Given instruction. Can you transcribe every record below exactly as it appears?

Record excerpts.
---------------
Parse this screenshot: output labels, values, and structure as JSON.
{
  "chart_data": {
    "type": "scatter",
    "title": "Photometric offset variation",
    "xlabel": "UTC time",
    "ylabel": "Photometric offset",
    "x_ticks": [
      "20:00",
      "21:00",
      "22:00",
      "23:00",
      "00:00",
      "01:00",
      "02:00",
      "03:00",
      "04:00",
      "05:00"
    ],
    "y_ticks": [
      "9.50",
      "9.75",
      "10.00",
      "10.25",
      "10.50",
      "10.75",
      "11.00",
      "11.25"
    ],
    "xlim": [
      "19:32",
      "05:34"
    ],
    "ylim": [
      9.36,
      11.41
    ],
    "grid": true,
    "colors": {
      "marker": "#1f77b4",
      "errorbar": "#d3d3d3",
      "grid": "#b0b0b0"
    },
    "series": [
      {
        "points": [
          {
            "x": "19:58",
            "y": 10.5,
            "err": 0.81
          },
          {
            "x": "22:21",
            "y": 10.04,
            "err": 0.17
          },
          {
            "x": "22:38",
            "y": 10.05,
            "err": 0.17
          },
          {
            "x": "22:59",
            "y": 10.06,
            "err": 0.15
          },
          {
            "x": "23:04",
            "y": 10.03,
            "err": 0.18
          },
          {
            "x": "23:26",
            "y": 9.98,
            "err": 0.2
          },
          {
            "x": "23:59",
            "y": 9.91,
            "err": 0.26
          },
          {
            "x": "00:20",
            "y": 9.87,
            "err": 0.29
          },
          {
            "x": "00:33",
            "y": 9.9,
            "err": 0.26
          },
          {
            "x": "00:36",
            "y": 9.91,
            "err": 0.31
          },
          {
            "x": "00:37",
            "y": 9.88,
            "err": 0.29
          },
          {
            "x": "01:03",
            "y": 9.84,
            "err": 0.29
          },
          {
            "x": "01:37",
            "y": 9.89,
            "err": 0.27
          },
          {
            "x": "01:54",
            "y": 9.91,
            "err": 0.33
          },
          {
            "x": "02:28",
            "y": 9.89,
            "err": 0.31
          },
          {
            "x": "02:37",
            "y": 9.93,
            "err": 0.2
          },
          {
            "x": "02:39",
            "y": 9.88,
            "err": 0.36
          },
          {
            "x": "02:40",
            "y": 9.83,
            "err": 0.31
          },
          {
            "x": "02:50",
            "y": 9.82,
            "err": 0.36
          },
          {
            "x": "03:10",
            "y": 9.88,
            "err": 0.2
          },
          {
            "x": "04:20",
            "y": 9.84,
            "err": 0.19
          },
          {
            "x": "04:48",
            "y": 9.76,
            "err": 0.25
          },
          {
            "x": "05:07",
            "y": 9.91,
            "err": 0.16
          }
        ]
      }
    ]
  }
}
---------------
Solution for this problem.
Parse this screenshot: output labels, values, and structure as JSON.
{
  "chart_data": {
    "type": "scatter",
    "title": "Photometric offset variation",
    "xlabel": "UTC time",
    "ylabel": "Photometric offset",
    "x_ticks": [
      "20:00",
      "21:00",
      "22:00",
      "23:00",
      "00:00",
      "01:00",
      "02:00",
      "03:00",
      "04:00",
      "05:00"
    ],
    "y_ticks": [
      "9.50",
      "9.75",
      "10.00",
      "10.25",
      "10.50",
      "10.75",
      "11.00",
      "11.25"
    ],
    "xlim": [
      "19:32",
      "05:34"
    ],
    "ylim": [
      9.36,
      11.41
    ],
    "grid": true,
    "colors": {
      "marker": "#1f77b4",
      "errorbar": "#d3d3d3",
      "grid": "#b0b0b0"
    },
    "series": [
      {
        "points": [
          {
            "x": "19:58",
            "y": 10.5,
            "err": 0.81
          },
          {
            "x": "22:21",
            "y": 10.04,
            "err": 0.17
          },
          {
            "x": "22:38",
            "y": 10.05,
            "err": 0.17
          },
          {
            "x": "22:59",
            "y": 10.06,
            "err": 0.15
          },
          {
            "x": "23:04",
            "y": 10.03,
            "err": 0.18
          },
          {
            "x": "23:26",
            "y": 9.98,
            "err": 0.2
          },
          {
            "x": "23:59",
            "y": 9.91,
            "err": 0.26
          },
          {
            "x": "00:20",
            "y": 9.87,
            "err": 0.29
          },
          {
            "x": "00:33",
            "y": 9.9,
            "err": 0.26
          },
          {
            "x": "00:36",
            "y": 9.91,
            "err": 0.31
          },
          {
            "x": "00:37",
            "y": 9.88,
            "err": 0.29
          },
          {
            "x": "01:03",
            "y": 9.84,
            "err": 0.29
          },
          {
            "x": "01:37",
            "y": 9.89,
            "err": 0.27
          },
          {
            "x": "01:54",
            "y": 9.91,
            "err": 0.33
          },
          {
            "x": "02:28",
            "y": 9.89,
            "err": 0.31
          },
          {
            "x": "02:37",
            "y": 9.93,
            "err": 0.2
          },
          {
            "x": "02:39",
            "y": 9.88,
            "err": 0.36
          },
          {
            "x": "02:40",
            "y": 9.83,
            "err": 0.31
          },
          {
            "x": "02:50",
            "y": 9.82,
            "err": 0.36
          },
          {
            "x": "03:10",
            "y": 9.88,
            "err": 0.2
          },
          {
            "x": "04:20",
            "y": 9.84,
            "err": 0.19
          },
          {
            "x": "04:48",
            "y": 9.76,
            "err": 0.25
          },
          {
            "x": "05:07",
            "y": 9.91,
            "err": 0.16
          }
        ]
      }
    ]
  }
}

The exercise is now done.